** START OF PROVIDED RECORDS **

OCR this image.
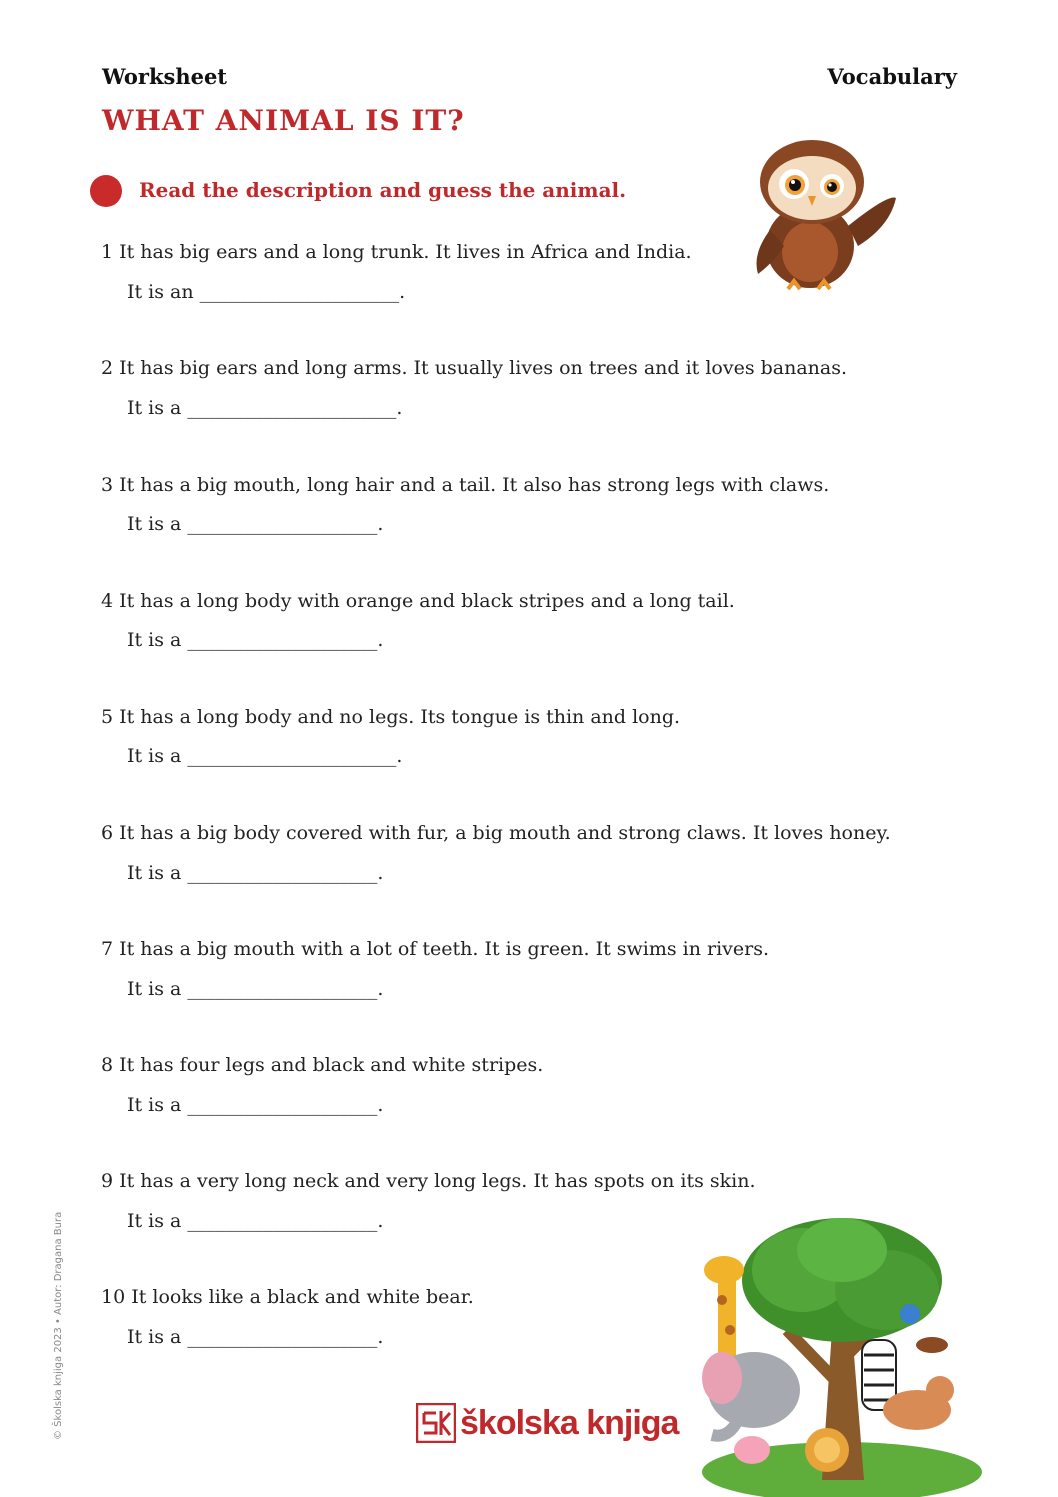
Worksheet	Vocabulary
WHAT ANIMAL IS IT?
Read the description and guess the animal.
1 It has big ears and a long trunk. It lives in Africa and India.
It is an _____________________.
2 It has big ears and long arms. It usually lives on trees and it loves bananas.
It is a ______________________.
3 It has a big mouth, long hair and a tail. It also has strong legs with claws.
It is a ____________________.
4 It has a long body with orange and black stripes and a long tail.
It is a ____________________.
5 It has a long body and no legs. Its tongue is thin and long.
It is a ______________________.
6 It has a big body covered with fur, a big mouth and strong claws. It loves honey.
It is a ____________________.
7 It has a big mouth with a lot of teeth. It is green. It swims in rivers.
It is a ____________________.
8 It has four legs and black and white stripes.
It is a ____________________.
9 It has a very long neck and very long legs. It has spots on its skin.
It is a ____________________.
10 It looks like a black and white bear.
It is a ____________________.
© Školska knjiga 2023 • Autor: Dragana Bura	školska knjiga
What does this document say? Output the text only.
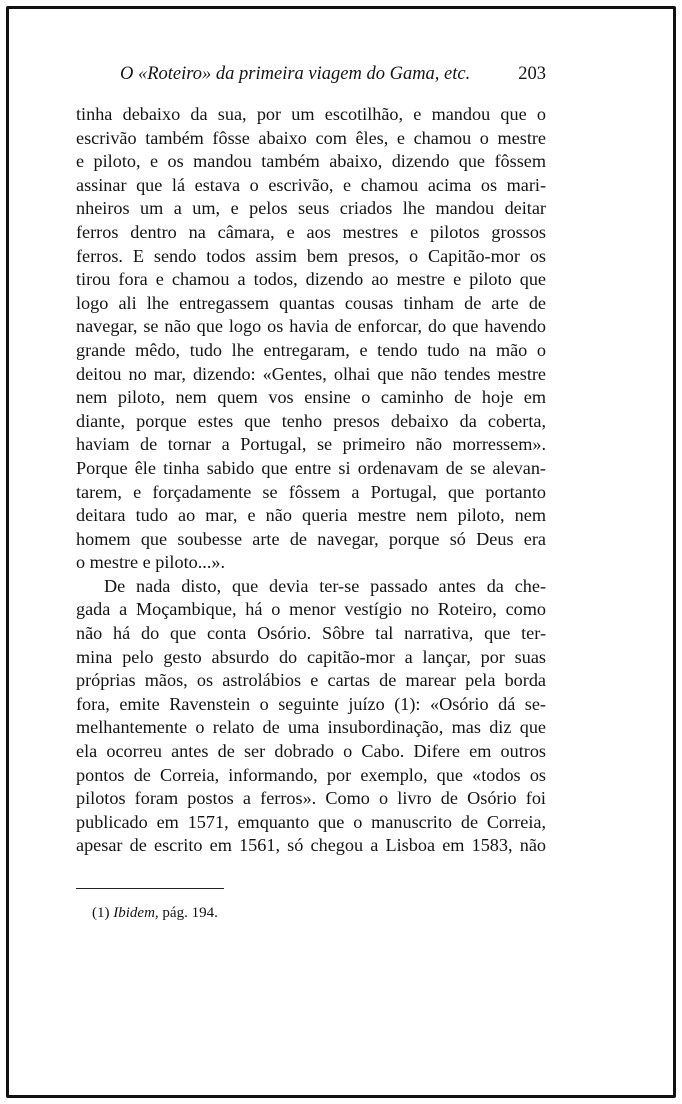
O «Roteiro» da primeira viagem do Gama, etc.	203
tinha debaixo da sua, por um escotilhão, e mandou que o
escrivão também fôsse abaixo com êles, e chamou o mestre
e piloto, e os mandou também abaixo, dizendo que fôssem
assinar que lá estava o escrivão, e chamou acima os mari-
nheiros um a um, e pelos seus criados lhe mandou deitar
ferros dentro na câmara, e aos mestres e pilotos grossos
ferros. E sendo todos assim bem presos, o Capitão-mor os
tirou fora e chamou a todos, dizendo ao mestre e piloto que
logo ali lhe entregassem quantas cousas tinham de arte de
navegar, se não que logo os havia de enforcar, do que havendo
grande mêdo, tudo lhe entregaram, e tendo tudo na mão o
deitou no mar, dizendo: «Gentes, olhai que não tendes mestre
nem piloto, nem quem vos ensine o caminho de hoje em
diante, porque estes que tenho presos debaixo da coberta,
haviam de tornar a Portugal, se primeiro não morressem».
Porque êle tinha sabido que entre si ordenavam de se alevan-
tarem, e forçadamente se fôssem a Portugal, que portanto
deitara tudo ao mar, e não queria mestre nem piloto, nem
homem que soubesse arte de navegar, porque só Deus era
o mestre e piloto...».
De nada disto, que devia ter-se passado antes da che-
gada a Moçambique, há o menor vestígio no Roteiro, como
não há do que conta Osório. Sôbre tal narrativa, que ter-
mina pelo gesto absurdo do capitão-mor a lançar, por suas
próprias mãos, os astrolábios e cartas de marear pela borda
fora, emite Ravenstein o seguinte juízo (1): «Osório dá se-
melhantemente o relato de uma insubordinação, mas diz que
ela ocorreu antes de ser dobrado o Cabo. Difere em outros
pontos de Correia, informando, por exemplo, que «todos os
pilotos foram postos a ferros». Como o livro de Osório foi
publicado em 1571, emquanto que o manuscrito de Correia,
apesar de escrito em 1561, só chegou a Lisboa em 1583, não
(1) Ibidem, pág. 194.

** END OF PROVIDED RECORDS **

### THE REQUEST
Pictures are not part of the copy; reproduce everything else in the records exactly.

### PROBLEM SOLUTION
OCR this image.
Worksheet	Vocabulary
WHAT ANIMAL IS IT?
Read the description and guess the animal.
1 It has big ears and a long trunk. It lives in Africa and India.
It is an _____________________.
2 It has big ears and long arms. It usually lives on trees and it loves bananas.
It is a ______________________.
3 It has a big mouth, long hair and a tail. It also has strong legs with claws.
It is a ____________________.
4 It has a long body with orange and black stripes and a long tail.
It is a ____________________.
5 It has a long body and no legs. Its tongue is thin and long.
It is a ______________________.
6 It has a big body covered with fur, a big mouth and strong claws. It loves honey.
It is a ____________________.
7 It has a big mouth with a lot of teeth. It is green. It swims in rivers.
It is a ____________________.
8 It has four legs and black and white stripes.
It is a ____________________.
9 It has a very long neck and very long legs. It has spots on its skin.
It is a ____________________.
10 It looks like a black and white bear.
It is a ____________________.
© Školska knjiga 2023 • Autor: Dragana Bura	školska knjiga
What does this document say? Output the text only.
O «Roteiro» da primeira viagem do Gama, etc.	203
tinha debaixo da sua, por um escotilhão, e mandou que o
escrivão também fôsse abaixo com êles, e chamou o mestre
e piloto, e os mandou também abaixo, dizendo que fôssem
assinar que lá estava o escrivão, e chamou acima os mari-
nheiros um a um, e pelos seus criados lhe mandou deitar
ferros dentro na câmara, e aos mestres e pilotos grossos
ferros. E sendo todos assim bem presos, o Capitão-mor os
tirou fora e chamou a todos, dizendo ao mestre e piloto que
logo ali lhe entregassem quantas cousas tinham de arte de
navegar, se não que logo os havia de enforcar, do que havendo
grande mêdo, tudo lhe entregaram, e tendo tudo na mão o
deitou no mar, dizendo: «Gentes, olhai que não tendes mestre
nem piloto, nem quem vos ensine o caminho de hoje em
diante, porque estes que tenho presos debaixo da coberta,
haviam de tornar a Portugal, se primeiro não morressem».
Porque êle tinha sabido que entre si ordenavam de se alevan-
tarem, e forçadamente se fôssem a Portugal, que portanto
deitara tudo ao mar, e não queria mestre nem piloto, nem
homem que soubesse arte de navegar, porque só Deus era
o mestre e piloto...».
De nada disto, que devia ter-se passado antes da che-
gada a Moçambique, há o menor vestígio no Roteiro, como
não há do que conta Osório. Sôbre tal narrativa, que ter-
mina pelo gesto absurdo do capitão-mor a lançar, por suas
próprias mãos, os astrolábios e cartas de marear pela borda
fora, emite Ravenstein o seguinte juízo (1): «Osório dá se-
melhantemente o relato de uma insubordinação, mas diz que
ela ocorreu antes de ser dobrado o Cabo. Difere em outros
pontos de Correia, informando, por exemplo, que «todos os
pilotos foram postos a ferros». Como o livro de Osório foi
publicado em 1571, emquanto que o manuscrito de Correia,
apesar de escrito em 1561, só chegou a Lisboa em 1583, não
(1) Ibidem, pág. 194.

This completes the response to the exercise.